▸ **Stated goal**
Provide nothing but the number of lines containing the string "before".

Collected data
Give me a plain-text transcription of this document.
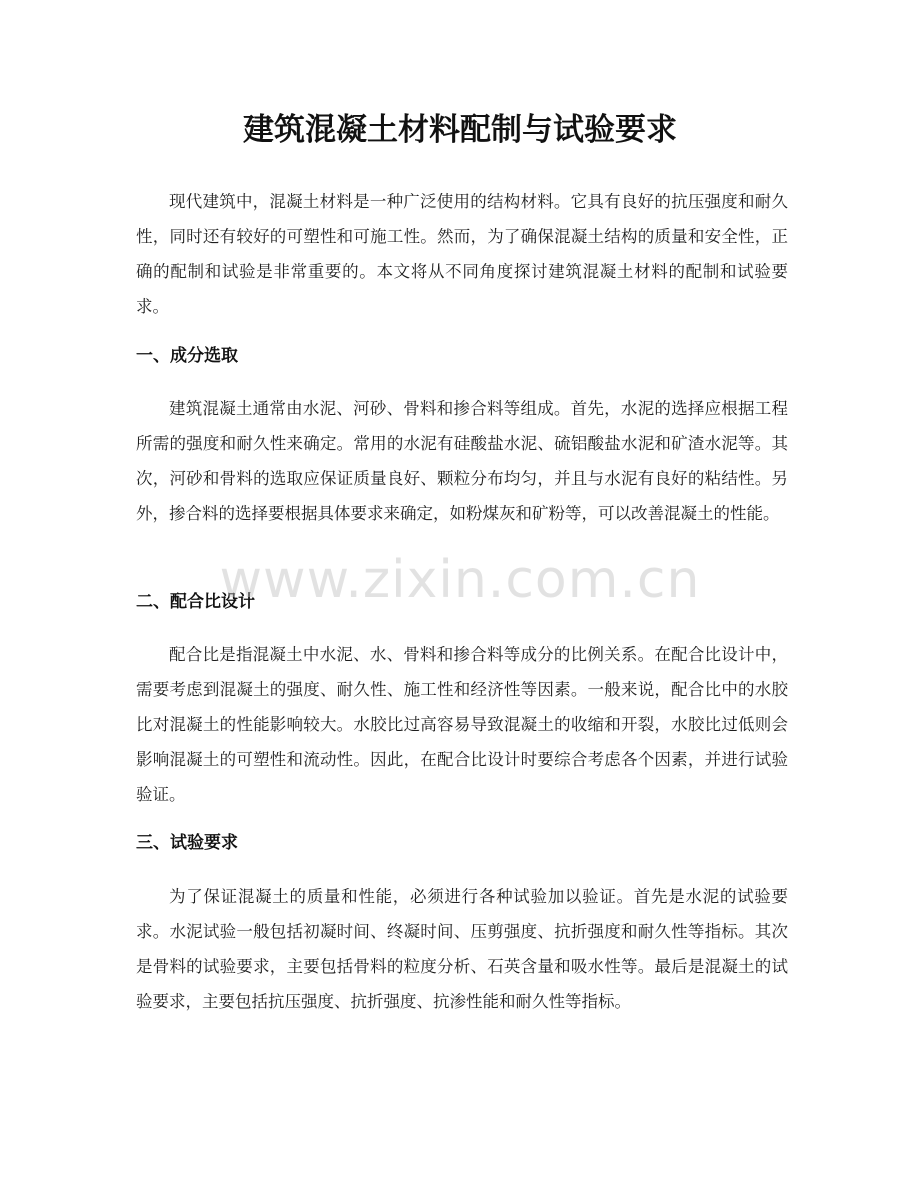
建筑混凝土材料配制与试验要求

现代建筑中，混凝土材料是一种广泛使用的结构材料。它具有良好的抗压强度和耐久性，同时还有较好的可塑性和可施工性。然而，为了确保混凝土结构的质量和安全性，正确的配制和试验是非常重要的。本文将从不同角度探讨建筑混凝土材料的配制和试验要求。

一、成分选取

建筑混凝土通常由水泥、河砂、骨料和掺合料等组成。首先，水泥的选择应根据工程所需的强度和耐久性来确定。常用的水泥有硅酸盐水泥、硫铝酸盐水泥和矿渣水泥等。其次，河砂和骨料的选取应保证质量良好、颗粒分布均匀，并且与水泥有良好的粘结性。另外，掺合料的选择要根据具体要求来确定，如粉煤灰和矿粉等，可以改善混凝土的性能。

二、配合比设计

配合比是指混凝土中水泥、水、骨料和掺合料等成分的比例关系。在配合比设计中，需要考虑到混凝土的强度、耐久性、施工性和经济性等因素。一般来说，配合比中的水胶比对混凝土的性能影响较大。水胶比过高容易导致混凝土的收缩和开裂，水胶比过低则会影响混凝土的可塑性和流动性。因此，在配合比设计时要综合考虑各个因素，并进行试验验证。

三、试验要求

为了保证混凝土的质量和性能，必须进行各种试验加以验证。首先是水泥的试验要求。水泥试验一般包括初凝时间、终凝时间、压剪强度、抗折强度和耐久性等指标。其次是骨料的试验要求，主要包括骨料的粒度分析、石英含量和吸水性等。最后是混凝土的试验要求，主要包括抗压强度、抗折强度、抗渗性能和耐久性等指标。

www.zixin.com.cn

--

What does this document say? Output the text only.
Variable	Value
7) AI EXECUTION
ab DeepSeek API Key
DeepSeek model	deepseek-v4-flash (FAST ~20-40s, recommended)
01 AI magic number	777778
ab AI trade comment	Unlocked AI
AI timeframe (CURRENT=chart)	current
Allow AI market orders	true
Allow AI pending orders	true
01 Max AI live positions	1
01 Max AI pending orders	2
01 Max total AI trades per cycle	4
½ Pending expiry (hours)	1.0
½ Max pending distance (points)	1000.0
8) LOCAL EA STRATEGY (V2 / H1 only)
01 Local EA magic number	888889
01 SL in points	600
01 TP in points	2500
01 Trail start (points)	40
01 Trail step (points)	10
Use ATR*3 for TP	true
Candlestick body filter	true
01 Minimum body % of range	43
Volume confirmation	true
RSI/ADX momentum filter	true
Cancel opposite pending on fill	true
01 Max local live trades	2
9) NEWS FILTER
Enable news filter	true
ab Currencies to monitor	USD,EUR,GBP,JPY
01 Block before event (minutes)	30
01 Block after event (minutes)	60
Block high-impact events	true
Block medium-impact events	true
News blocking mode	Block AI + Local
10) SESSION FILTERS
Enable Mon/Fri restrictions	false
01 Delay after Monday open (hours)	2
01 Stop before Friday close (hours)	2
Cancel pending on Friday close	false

▸ **Solved problem**
2